Repeat the listing in full, exactly as it stands.

— Start of Supplied material —

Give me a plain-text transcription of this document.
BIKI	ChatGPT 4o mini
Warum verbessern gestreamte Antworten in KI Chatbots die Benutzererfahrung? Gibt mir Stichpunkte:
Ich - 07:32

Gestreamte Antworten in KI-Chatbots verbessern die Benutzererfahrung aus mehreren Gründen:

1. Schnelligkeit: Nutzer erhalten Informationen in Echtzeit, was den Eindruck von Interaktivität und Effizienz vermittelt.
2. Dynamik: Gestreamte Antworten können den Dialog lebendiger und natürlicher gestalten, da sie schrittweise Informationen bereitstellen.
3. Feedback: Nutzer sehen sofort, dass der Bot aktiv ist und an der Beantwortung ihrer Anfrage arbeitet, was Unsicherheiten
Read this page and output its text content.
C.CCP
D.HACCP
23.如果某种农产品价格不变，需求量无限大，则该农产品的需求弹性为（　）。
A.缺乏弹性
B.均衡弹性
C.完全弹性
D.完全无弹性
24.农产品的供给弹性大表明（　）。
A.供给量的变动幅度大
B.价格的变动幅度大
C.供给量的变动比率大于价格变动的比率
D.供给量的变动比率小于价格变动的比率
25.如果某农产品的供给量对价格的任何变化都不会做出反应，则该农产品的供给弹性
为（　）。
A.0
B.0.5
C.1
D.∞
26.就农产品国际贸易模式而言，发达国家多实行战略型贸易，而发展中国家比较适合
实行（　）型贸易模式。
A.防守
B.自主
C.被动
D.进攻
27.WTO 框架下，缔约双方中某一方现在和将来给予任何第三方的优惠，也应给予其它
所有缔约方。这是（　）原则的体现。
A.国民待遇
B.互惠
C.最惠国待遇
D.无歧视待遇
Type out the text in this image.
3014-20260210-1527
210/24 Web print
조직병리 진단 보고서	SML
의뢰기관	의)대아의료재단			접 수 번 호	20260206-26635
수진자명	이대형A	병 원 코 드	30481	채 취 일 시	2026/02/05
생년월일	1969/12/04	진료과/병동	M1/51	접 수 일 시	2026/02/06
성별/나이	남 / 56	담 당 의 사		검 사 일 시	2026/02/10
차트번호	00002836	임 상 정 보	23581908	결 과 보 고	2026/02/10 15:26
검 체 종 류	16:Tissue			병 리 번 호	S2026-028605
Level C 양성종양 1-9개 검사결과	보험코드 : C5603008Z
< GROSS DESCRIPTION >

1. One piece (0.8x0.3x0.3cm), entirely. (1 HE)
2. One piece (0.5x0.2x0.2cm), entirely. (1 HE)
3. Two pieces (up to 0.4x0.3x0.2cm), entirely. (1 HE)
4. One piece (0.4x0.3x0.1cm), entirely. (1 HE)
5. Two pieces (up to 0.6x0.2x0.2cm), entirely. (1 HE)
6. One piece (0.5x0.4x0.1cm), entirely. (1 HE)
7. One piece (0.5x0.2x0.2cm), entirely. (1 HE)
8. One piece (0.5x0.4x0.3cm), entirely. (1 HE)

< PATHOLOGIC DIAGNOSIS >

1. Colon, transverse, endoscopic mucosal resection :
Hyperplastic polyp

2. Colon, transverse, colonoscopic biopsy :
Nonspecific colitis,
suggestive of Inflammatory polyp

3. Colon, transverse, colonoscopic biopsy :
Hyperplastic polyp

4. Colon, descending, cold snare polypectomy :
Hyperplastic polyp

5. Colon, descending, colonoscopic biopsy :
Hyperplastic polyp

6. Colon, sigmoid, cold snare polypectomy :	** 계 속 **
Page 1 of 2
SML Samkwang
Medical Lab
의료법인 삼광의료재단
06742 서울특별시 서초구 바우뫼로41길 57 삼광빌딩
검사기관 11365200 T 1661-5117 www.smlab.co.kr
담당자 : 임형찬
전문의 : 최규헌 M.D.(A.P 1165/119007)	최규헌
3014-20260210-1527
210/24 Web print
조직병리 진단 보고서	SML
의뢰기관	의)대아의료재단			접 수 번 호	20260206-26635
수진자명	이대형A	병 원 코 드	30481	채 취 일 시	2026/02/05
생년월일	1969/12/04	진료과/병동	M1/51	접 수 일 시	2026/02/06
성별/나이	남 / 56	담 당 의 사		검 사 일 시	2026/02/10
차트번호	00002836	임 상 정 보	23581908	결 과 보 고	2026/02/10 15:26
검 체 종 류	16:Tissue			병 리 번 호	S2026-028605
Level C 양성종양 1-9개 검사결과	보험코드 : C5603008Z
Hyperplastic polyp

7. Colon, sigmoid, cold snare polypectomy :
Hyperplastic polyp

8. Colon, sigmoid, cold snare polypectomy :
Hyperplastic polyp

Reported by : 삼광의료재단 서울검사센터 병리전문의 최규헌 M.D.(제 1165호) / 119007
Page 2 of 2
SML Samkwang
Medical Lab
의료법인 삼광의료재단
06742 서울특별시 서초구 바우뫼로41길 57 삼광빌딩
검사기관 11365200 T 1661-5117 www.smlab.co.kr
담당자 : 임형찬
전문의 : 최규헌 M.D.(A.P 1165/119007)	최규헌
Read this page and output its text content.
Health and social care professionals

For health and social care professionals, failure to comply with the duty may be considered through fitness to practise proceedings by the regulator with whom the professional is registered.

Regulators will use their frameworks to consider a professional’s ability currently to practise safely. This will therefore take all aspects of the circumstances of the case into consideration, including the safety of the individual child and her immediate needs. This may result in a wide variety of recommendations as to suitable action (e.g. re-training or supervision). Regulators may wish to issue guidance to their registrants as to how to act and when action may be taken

— End of Supplied material —

Task answer -
Give me a plain-text transcription of this document.
BIKI	ChatGPT 4o mini
Warum verbessern gestreamte Antworten in KI Chatbots die Benutzererfahrung? Gibt mir Stichpunkte:
Ich - 07:32

Gestreamte Antworten in KI-Chatbots verbessern die Benutzererfahrung aus mehreren Gründen:

1. Schnelligkeit: Nutzer erhalten Informationen in Echtzeit, was den Eindruck von Interaktivität und Effizienz vermittelt.
2. Dynamik: Gestreamte Antworten können den Dialog lebendiger und natürlicher gestalten, da sie schrittweise Informationen bereitstellen.
3. Feedback: Nutzer sehen sofort, dass der Bot aktiv ist und an der Beantwortung ihrer Anfrage arbeitet, was Unsicherheiten
Read this page and output its text content.
C.CCP
D.HACCP
23.如果某种农产品价格不变，需求量无限大，则该农产品的需求弹性为（　）。
A.缺乏弹性
B.均衡弹性
C.完全弹性
D.完全无弹性
24.农产品的供给弹性大表明（　）。
A.供给量的变动幅度大
B.价格的变动幅度大
C.供给量的变动比率大于价格变动的比率
D.供给量的变动比率小于价格变动的比率
25.如果某农产品的供给量对价格的任何变化都不会做出反应，则该农产品的供给弹性
为（　）。
A.0
B.0.5
C.1
D.∞
26.就农产品国际贸易模式而言，发达国家多实行战略型贸易，而发展中国家比较适合
实行（　）型贸易模式。
A.防守
B.自主
C.被动
D.进攻
27.WTO 框架下，缔约双方中某一方现在和将来给予任何第三方的优惠，也应给予其它
所有缔约方。这是（　）原则的体现。
A.国民待遇
B.互惠
C.最惠国待遇
D.无歧视待遇
Type out the text in this image.
3014-20260210-1527
210/24 Web print
조직병리 진단 보고서	SML
의뢰기관	의)대아의료재단			접 수 번 호	20260206-26635
수진자명	이대형A	병 원 코 드	30481	채 취 일 시	2026/02/05
생년월일	1969/12/04	진료과/병동	M1/51	접 수 일 시	2026/02/06
성별/나이	남 / 56	담 당 의 사		검 사 일 시	2026/02/10
차트번호	00002836	임 상 정 보	23581908	결 과 보 고	2026/02/10 15:26
검 체 종 류	16:Tissue			병 리 번 호	S2026-028605
Level C 양성종양 1-9개 검사결과	보험코드 : C5603008Z
< GROSS DESCRIPTION >

1. One piece (0.8x0.3x0.3cm), entirely. (1 HE)
2. One piece (0.5x0.2x0.2cm), entirely. (1 HE)
3. Two pieces (up to 0.4x0.3x0.2cm), entirely. (1 HE)
4. One piece (0.4x0.3x0.1cm), entirely. (1 HE)
5. Two pieces (up to 0.6x0.2x0.2cm), entirely. (1 HE)
6. One piece (0.5x0.4x0.1cm), entirely. (1 HE)
7. One piece (0.5x0.2x0.2cm), entirely. (1 HE)
8. One piece (0.5x0.4x0.3cm), entirely. (1 HE)

< PATHOLOGIC DIAGNOSIS >

1. Colon, transverse, endoscopic mucosal resection :
Hyperplastic polyp

2. Colon, transverse, colonoscopic biopsy :
Nonspecific colitis,
suggestive of Inflammatory polyp

3. Colon, transverse, colonoscopic biopsy :
Hyperplastic polyp

4. Colon, descending, cold snare polypectomy :
Hyperplastic polyp

5. Colon, descending, colonoscopic biopsy :
Hyperplastic polyp

6. Colon, sigmoid, cold snare polypectomy :	** 계 속 **
Page 1 of 2
SML Samkwang
Medical Lab
의료법인 삼광의료재단
06742 서울특별시 서초구 바우뫼로41길 57 삼광빌딩
검사기관 11365200 T 1661-5117 www.smlab.co.kr
담당자 : 임형찬
전문의 : 최규헌 M.D.(A.P 1165/119007)	최규헌
3014-20260210-1527
210/24 Web print
조직병리 진단 보고서	SML
의뢰기관	의)대아의료재단			접 수 번 호	20260206-26635
수진자명	이대형A	병 원 코 드	30481	채 취 일 시	2026/02/05
생년월일	1969/12/04	진료과/병동	M1/51	접 수 일 시	2026/02/06
성별/나이	남 / 56	담 당 의 사		검 사 일 시	2026/02/10
차트번호	00002836	임 상 정 보	23581908	결 과 보 고	2026/02/10 15:26
검 체 종 류	16:Tissue			병 리 번 호	S2026-028605
Level C 양성종양 1-9개 검사결과	보험코드 : C5603008Z
Hyperplastic polyp

7. Colon, sigmoid, cold snare polypectomy :
Hyperplastic polyp

8. Colon, sigmoid, cold snare polypectomy :
Hyperplastic polyp

Reported by : 삼광의료재단 서울검사센터 병리전문의 최규헌 M.D.(제 1165호) / 119007
Page 2 of 2
SML Samkwang
Medical Lab
의료법인 삼광의료재단
06742 서울특별시 서초구 바우뫼로41길 57 삼광빌딩
검사기관 11365200 T 1661-5117 www.smlab.co.kr
담당자 : 임형찬
전문의 : 최규헌 M.D.(A.P 1165/119007)	최규헌
Read this page and output its text content.
Health and social care professionals

For health and social care professionals, failure to comply with the duty may be considered through fitness to practise proceedings by the regulator with whom the professional is registered.

Regulators will use their frameworks to consider a professional’s ability currently to practise safely. This will therefore take all aspects of the circumstances of the case into consideration, including the safety of the individual child and her immediate needs. This may result in a wide variety of recommendations as to suitable action (e.g. re-training or supervision). Regulators may wish to issue guidance to their registrants as to how to act and when action may be taken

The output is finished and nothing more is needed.